EXTRACTED INFORMATION =
⁂
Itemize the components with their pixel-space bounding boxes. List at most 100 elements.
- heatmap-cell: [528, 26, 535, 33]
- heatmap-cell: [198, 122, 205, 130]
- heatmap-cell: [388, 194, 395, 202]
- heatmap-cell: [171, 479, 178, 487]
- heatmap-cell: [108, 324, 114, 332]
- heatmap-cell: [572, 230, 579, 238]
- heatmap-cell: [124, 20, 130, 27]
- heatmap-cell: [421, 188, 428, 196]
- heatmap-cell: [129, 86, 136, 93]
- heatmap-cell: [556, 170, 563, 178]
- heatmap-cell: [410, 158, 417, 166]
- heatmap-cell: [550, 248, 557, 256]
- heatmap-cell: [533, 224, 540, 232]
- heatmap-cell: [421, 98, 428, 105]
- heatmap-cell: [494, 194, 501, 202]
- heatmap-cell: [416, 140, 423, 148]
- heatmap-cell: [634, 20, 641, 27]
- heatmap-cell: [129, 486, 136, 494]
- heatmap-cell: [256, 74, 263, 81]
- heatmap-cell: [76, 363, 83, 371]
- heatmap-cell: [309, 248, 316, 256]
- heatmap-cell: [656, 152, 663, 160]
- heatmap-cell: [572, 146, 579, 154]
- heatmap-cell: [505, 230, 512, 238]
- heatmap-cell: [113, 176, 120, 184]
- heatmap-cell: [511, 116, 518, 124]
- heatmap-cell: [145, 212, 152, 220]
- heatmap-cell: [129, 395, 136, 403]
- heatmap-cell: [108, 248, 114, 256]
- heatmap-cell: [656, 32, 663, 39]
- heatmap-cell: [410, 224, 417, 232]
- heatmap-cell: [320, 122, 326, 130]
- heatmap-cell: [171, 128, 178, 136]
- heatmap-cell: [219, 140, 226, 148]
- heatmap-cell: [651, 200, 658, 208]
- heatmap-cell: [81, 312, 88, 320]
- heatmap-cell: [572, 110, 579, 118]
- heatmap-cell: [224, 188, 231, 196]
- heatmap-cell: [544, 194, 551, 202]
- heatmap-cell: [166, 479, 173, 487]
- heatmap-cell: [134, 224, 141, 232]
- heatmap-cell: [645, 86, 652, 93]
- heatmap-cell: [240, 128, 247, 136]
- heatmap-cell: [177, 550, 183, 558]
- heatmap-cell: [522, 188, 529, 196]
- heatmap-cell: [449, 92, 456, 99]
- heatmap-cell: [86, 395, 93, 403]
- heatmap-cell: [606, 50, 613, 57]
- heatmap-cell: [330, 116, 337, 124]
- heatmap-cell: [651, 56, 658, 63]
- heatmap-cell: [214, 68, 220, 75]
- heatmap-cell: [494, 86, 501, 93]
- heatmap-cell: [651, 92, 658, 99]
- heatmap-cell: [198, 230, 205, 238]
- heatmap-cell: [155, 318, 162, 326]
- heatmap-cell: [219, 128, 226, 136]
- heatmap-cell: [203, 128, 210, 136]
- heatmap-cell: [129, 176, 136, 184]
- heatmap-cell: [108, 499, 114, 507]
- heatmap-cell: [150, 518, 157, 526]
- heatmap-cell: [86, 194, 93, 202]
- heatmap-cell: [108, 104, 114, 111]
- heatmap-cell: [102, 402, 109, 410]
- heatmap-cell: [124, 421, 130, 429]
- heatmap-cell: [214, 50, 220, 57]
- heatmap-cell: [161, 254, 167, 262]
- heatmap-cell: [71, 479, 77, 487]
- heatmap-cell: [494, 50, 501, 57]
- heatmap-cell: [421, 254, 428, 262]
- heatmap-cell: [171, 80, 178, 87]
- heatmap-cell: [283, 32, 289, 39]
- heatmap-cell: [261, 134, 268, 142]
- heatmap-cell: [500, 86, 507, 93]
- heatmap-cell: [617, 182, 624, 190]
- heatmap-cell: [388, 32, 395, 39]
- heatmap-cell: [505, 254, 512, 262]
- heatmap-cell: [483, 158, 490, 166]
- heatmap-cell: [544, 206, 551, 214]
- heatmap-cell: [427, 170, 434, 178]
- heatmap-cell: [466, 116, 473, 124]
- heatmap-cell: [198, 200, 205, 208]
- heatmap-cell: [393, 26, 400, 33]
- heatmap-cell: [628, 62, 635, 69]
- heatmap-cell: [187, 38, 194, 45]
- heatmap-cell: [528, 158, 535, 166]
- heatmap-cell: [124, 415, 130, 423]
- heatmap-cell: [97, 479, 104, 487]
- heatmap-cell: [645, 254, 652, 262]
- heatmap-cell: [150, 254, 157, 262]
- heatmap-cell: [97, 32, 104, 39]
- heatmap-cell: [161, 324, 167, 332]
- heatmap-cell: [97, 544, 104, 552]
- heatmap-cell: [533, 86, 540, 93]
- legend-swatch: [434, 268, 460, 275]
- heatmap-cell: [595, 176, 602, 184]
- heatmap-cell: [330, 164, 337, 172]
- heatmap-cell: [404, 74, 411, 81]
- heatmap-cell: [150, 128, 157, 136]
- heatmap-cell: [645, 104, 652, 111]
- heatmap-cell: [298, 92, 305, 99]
⁂
TASK DETAILS = Swap "heatmap-cell" for "grid-square" in everything from the start of the records down to the line with "- heatmap-cell: [108, 324, 114, 332]". Give back only those lines, with nothing else changed.

OUTPUT =
Itemize the components with their pixel-space bounding boxes. List at most 100 elements.
- grid-square: [528, 26, 535, 33]
- grid-square: [198, 122, 205, 130]
- grid-square: [388, 194, 395, 202]
- grid-square: [171, 479, 178, 487]
- grid-square: [108, 324, 114, 332]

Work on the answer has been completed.